Collected data entries

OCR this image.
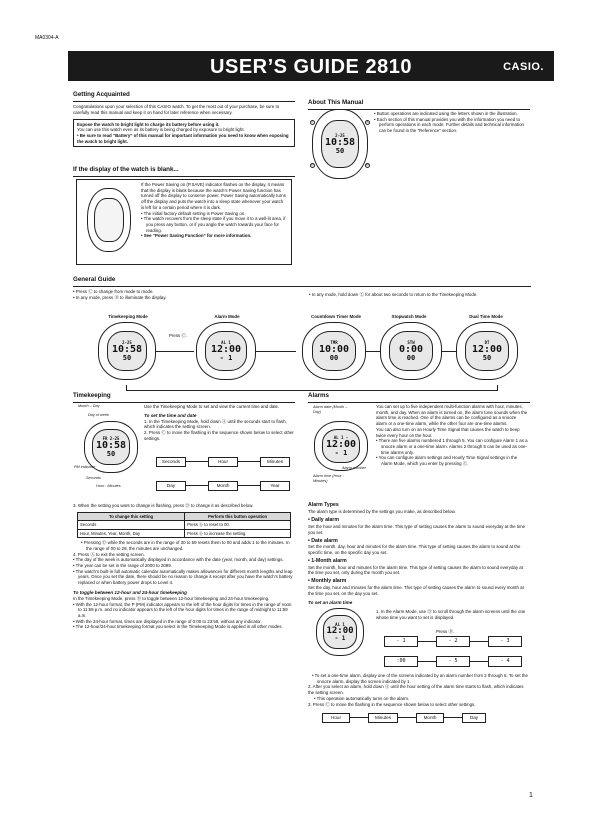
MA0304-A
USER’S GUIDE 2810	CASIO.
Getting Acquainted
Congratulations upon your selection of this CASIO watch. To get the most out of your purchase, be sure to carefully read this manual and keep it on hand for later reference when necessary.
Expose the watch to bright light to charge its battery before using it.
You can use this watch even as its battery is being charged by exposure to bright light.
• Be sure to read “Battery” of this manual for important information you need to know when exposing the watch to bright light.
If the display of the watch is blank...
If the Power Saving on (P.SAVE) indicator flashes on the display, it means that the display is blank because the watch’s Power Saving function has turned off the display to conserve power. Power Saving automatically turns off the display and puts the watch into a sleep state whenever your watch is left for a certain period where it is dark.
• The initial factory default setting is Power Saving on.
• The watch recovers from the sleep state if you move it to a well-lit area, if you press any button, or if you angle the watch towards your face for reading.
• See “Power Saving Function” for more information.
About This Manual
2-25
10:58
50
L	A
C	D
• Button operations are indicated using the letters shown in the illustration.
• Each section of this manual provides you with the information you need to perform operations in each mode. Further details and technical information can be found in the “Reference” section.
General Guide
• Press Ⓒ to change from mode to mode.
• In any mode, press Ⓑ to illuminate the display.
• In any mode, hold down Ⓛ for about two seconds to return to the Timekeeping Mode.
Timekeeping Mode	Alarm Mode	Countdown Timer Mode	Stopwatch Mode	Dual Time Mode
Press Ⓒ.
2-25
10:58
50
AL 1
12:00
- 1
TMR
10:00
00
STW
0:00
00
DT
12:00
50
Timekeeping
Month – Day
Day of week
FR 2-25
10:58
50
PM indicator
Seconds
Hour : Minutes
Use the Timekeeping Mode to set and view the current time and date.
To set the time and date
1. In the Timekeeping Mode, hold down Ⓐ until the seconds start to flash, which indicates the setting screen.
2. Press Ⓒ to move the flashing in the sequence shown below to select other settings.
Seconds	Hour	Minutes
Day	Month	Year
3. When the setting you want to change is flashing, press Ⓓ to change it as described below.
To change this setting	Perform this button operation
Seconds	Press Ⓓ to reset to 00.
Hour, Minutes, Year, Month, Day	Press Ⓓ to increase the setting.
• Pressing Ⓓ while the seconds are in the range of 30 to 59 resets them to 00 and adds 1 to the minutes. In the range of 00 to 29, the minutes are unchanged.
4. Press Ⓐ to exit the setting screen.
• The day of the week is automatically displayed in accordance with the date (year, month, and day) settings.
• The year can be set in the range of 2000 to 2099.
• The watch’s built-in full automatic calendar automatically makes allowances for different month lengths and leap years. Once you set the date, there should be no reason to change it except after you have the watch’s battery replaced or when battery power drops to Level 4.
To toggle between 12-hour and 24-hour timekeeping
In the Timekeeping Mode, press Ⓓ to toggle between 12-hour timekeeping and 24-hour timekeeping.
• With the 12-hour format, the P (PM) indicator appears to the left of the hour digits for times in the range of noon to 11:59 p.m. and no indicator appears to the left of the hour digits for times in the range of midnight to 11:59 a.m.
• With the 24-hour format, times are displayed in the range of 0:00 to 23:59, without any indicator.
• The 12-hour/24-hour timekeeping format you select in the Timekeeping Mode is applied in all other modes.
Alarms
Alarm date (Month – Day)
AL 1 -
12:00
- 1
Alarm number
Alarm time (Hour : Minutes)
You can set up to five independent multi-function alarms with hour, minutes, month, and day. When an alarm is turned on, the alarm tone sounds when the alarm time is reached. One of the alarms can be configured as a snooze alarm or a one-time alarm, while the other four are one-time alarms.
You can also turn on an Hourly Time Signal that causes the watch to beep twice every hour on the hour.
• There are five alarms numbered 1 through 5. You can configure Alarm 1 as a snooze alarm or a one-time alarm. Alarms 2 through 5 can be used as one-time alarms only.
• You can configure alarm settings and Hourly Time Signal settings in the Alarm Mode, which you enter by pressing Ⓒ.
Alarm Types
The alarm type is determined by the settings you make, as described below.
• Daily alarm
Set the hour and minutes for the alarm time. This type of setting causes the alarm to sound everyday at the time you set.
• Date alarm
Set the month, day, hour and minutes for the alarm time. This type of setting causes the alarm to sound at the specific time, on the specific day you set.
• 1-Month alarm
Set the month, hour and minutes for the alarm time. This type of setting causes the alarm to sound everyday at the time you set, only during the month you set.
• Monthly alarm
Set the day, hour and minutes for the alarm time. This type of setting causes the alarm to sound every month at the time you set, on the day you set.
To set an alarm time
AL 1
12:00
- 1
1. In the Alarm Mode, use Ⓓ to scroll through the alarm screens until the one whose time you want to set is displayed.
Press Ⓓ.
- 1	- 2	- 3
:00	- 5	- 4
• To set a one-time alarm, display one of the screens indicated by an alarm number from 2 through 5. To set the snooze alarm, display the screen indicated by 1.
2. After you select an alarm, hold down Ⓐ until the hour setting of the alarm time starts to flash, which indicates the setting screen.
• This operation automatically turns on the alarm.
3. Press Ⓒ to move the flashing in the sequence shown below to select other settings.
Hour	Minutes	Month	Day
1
* * *
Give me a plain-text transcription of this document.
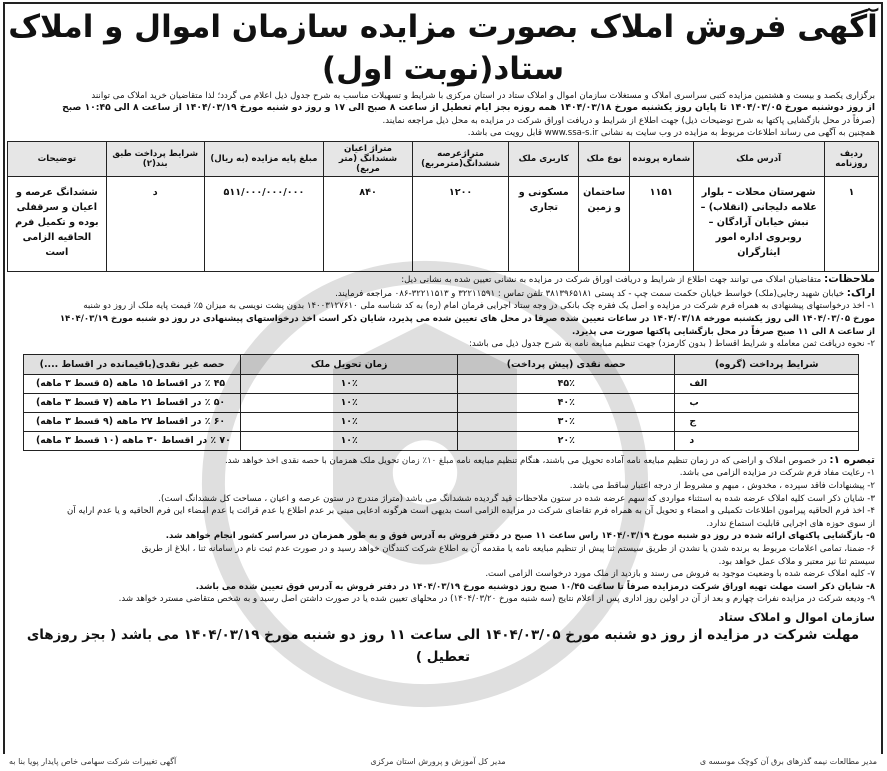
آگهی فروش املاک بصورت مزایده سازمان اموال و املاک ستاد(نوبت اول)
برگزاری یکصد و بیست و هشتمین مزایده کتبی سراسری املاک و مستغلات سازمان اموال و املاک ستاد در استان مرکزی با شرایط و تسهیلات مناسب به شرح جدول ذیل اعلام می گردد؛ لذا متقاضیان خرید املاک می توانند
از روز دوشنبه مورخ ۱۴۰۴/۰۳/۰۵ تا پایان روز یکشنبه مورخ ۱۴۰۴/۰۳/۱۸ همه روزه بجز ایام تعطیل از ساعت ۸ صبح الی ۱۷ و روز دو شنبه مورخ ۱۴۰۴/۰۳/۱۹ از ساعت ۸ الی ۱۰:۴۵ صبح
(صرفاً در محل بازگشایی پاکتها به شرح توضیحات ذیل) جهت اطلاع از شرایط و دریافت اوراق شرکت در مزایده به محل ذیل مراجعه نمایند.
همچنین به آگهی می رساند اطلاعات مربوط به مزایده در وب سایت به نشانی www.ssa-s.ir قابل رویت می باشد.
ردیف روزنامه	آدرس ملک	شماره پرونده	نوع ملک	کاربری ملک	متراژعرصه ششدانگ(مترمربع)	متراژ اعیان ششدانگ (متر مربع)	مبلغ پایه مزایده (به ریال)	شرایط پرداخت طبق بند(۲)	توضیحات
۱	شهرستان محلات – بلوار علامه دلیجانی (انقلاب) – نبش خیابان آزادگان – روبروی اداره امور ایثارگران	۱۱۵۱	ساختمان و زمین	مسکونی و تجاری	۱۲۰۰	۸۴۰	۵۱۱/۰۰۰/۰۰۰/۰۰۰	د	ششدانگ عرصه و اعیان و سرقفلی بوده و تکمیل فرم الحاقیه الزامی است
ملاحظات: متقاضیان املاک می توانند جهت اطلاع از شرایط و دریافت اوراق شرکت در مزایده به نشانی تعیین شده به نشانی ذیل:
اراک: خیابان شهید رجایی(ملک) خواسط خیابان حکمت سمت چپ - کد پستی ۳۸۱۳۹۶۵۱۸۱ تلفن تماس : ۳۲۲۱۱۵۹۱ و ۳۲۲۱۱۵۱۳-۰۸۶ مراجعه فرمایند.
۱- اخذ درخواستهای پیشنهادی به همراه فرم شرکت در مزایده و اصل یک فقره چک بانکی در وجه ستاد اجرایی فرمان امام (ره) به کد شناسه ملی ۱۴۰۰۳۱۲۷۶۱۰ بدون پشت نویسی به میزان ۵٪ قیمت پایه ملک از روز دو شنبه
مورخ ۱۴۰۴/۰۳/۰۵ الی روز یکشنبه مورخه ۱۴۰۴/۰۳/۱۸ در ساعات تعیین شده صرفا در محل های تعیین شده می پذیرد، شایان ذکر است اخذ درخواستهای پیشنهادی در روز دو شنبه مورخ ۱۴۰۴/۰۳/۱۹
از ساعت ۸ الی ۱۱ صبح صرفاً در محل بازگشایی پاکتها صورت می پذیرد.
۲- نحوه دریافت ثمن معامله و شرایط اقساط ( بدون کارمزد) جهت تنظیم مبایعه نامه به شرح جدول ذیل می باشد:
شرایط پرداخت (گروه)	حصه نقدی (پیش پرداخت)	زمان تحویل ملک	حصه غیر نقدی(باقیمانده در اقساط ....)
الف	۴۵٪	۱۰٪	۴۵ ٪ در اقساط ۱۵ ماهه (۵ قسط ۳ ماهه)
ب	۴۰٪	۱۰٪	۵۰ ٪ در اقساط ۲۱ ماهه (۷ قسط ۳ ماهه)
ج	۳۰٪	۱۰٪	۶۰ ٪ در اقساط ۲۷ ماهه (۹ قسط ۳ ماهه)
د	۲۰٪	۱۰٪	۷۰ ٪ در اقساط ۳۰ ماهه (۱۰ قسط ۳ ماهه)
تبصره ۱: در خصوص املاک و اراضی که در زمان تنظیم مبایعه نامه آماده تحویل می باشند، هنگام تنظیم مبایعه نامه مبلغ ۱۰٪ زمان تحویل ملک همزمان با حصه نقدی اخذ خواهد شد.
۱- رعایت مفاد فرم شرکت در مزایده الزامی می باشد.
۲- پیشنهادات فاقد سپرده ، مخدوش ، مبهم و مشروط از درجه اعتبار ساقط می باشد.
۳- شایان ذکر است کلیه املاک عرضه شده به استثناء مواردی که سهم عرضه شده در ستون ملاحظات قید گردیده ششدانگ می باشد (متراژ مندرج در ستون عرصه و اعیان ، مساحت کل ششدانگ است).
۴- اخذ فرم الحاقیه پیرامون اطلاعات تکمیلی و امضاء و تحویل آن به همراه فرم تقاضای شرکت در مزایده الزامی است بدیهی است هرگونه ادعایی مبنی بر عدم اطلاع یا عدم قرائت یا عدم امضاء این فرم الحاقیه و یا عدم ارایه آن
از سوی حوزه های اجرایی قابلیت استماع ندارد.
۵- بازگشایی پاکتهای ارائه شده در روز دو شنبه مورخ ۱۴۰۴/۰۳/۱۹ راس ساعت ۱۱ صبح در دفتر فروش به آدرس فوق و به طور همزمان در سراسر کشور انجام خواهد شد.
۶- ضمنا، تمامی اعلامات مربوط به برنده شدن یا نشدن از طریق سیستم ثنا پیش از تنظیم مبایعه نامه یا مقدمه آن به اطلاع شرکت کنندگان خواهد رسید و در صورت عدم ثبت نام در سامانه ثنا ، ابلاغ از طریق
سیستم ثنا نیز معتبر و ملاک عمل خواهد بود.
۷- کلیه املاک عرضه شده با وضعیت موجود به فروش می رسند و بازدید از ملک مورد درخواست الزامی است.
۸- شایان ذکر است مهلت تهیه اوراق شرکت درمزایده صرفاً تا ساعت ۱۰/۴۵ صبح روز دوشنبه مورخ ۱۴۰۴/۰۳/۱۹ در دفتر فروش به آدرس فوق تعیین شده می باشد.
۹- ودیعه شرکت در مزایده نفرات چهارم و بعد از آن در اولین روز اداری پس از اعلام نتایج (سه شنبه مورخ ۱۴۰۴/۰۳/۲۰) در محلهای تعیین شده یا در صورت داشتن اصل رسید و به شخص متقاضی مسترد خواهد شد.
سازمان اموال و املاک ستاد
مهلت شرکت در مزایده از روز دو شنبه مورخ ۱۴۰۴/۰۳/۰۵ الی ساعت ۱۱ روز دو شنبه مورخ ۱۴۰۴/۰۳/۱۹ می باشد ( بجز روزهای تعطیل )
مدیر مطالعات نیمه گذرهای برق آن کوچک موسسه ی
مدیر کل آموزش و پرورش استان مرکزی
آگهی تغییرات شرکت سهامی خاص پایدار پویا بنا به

▶ _Problem requirements_: Filter the records down to the lines that contain the string "sequence", and copy those lines.

▶ _Result of this exercise_:
2. Press Ⓒ to move the flashing in the sequence shown below to select other settings.
3. Press Ⓒ to move the flashing in the sequence shown below to select other settings.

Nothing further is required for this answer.